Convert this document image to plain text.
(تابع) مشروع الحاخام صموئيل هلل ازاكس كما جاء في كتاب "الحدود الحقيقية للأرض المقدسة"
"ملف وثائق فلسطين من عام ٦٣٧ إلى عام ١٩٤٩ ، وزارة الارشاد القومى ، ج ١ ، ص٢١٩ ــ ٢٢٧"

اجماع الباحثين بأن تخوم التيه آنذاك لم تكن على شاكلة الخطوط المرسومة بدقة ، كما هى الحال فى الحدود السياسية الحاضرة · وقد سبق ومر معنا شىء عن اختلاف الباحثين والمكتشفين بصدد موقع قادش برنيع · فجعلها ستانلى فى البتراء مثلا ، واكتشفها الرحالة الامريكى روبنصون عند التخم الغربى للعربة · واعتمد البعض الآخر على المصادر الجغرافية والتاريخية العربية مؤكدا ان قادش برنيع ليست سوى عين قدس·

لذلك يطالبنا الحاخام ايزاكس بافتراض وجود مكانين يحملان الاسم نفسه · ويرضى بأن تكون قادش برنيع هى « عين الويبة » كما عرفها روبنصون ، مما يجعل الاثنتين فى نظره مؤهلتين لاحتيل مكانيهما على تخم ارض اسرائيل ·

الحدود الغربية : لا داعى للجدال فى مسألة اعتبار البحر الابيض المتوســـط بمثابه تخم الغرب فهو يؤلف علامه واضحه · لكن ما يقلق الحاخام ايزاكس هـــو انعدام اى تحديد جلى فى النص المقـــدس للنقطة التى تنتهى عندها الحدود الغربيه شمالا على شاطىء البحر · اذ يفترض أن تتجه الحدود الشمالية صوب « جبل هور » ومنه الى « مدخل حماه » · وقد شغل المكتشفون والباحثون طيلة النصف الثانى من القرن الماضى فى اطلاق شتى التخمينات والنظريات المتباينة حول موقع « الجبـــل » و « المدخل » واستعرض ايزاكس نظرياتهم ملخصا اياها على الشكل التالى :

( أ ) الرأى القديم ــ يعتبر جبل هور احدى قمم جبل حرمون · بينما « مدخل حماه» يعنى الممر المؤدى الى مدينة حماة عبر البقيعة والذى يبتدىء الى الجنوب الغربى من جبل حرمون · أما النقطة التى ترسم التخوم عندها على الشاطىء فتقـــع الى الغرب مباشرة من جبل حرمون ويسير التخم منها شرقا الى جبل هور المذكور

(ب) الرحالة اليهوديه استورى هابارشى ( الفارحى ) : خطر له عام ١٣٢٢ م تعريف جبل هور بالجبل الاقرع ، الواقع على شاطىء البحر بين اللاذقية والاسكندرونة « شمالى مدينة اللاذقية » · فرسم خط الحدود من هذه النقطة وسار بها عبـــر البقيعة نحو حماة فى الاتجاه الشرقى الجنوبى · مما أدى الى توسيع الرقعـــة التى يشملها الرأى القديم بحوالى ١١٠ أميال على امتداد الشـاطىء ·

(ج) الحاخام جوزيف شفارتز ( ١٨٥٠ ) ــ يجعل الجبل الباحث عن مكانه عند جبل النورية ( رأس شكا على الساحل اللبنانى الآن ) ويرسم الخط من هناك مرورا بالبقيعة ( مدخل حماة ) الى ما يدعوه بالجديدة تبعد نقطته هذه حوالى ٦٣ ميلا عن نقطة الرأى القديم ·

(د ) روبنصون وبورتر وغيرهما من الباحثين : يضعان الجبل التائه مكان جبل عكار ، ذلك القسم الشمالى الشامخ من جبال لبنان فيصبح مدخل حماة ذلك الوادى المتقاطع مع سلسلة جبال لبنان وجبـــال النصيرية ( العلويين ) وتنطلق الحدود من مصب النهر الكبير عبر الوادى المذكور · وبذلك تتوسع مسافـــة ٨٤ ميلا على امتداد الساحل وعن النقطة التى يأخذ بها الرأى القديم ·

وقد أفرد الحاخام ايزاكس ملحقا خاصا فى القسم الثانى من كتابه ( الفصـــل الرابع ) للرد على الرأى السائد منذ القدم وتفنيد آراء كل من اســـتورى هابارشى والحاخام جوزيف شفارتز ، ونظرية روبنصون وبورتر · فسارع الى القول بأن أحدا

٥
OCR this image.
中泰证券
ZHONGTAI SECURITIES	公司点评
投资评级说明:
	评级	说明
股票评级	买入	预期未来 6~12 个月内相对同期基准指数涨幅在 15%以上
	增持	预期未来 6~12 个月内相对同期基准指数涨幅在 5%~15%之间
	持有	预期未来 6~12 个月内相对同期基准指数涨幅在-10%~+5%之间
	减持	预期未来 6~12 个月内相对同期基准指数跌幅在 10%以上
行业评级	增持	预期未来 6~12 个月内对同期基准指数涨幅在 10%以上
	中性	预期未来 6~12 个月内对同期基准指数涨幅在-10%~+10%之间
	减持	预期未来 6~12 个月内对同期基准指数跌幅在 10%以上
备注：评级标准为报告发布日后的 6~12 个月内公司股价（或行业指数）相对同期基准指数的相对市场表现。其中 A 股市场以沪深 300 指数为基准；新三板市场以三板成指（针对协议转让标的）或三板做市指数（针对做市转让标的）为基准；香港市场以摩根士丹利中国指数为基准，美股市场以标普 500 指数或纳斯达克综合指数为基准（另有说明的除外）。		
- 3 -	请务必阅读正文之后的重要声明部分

********************

Extract each line of the material exactly as it stands.

Convert this document image to plain text.
(تابع) مشروع الحاخام صموئيل هلل ازاكس كما جاء في كتاب "الحدود الحقيقية للأرض المقدسة"
"ملف وثائق فلسطين من عام ٦٣٧ إلى عام ١٩٤٩ ، وزارة الارشاد القومى ، ج ١ ، ص٢١٩ ــ ٢٢٧"

اجماع الباحثين بأن تخوم التيه آنذاك لم تكن على شاكلة الخطوط المرسومة بدقة ، كما هى الحال فى الحدود السياسية الحاضرة · وقد سبق ومر معنا شىء عن اختلاف الباحثين والمكتشفين بصدد موقع قادش برنيع · فجعلها ستانلى فى البتراء مثلا ، واكتشفها الرحالة الامريكى روبنصون عند التخم الغربى للعربة · واعتمد البعض الآخر على المصادر الجغرافية والتاريخية العربية مؤكدا ان قادش برنيع ليست سوى عين قدس·

لذلك يطالبنا الحاخام ايزاكس بافتراض وجود مكانين يحملان الاسم نفسه · ويرضى بأن تكون قادش برنيع هى « عين الويبة » كما عرفها روبنصون ، مما يجعل الاثنتين فى نظره مؤهلتين لاحتيل مكانيهما على تخم ارض اسرائيل ·

الحدود الغربية : لا داعى للجدال فى مسألة اعتبار البحر الابيض المتوســـط بمثابه تخم الغرب فهو يؤلف علامه واضحه · لكن ما يقلق الحاخام ايزاكس هـــو انعدام اى تحديد جلى فى النص المقـــدس للنقطة التى تنتهى عندها الحدود الغربيه شمالا على شاطىء البحر · اذ يفترض أن تتجه الحدود الشمالية صوب « جبل هور » ومنه الى « مدخل حماه » · وقد شغل المكتشفون والباحثون طيلة النصف الثانى من القرن الماضى فى اطلاق شتى التخمينات والنظريات المتباينة حول موقع « الجبـــل » و « المدخل » واستعرض ايزاكس نظرياتهم ملخصا اياها على الشكل التالى :

( أ ) الرأى القديم ــ يعتبر جبل هور احدى قمم جبل حرمون · بينما « مدخل حماه» يعنى الممر المؤدى الى مدينة حماة عبر البقيعة والذى يبتدىء الى الجنوب الغربى من جبل حرمون · أما النقطة التى ترسم التخوم عندها على الشاطىء فتقـــع الى الغرب مباشرة من جبل حرمون ويسير التخم منها شرقا الى جبل هور المذكور

(ب) الرحالة اليهوديه استورى هابارشى ( الفارحى ) : خطر له عام ١٣٢٢ م تعريف جبل هور بالجبل الاقرع ، الواقع على شاطىء البحر بين اللاذقية والاسكندرونة « شمالى مدينة اللاذقية » · فرسم خط الحدود من هذه النقطة وسار بها عبـــر البقيعة نحو حماة فى الاتجاه الشرقى الجنوبى · مما أدى الى توسيع الرقعـــة التى يشملها الرأى القديم بحوالى ١١٠ أميال على امتداد الشـاطىء ·

(ج) الحاخام جوزيف شفارتز ( ١٨٥٠ ) ــ يجعل الجبل الباحث عن مكانه عند جبل النورية ( رأس شكا على الساحل اللبنانى الآن ) ويرسم الخط من هناك مرورا بالبقيعة ( مدخل حماة ) الى ما يدعوه بالجديدة تبعد نقطته هذه حوالى ٦٣ ميلا عن نقطة الرأى القديم ·

(د ) روبنصون وبورتر وغيرهما من الباحثين : يضعان الجبل التائه مكان جبل عكار ، ذلك القسم الشمالى الشامخ من جبال لبنان فيصبح مدخل حماة ذلك الوادى المتقاطع مع سلسلة جبال لبنان وجبـــال النصيرية ( العلويين ) وتنطلق الحدود من مصب النهر الكبير عبر الوادى المذكور · وبذلك تتوسع مسافـــة ٨٤ ميلا على امتداد الساحل وعن النقطة التى يأخذ بها الرأى القديم ·

وقد أفرد الحاخام ايزاكس ملحقا خاصا فى القسم الثانى من كتابه ( الفصـــل الرابع ) للرد على الرأى السائد منذ القدم وتفنيد آراء كل من اســـتورى هابارشى والحاخام جوزيف شفارتز ، ونظرية روبنصون وبورتر · فسارع الى القول بأن أحدا

٥
OCR this image.
中泰证券
ZHONGTAI SECURITIES	公司点评
投资评级说明:
	评级	说明
股票评级	买入	预期未来 6~12 个月内相对同期基准指数涨幅在 15%以上
	增持	预期未来 6~12 个月内相对同期基准指数涨幅在 5%~15%之间
	持有	预期未来 6~12 个月内相对同期基准指数涨幅在-10%~+5%之间
	减持	预期未来 6~12 个月内相对同期基准指数跌幅在 10%以上
行业评级	增持	预期未来 6~12 个月内对同期基准指数涨幅在 10%以上
	中性	预期未来 6~12 个月内对同期基准指数涨幅在-10%~+10%之间
	减持	预期未来 6~12 个月内对同期基准指数跌幅在 10%以上
备注：评级标准为报告发布日后的 6~12 个月内公司股价（或行业指数）相对同期基准指数的相对市场表现。其中 A 股市场以沪深 300 指数为基准；新三板市场以三板成指（针对协议转让标的）或三板做市指数（针对做市转让标的）为基准；香港市场以摩根士丹利中国指数为基准，美股市场以标普 500 指数或纳斯达克综合指数为基准（另有说明的除外）。		
- 3 -	请务必阅读正文之后的重要声明部分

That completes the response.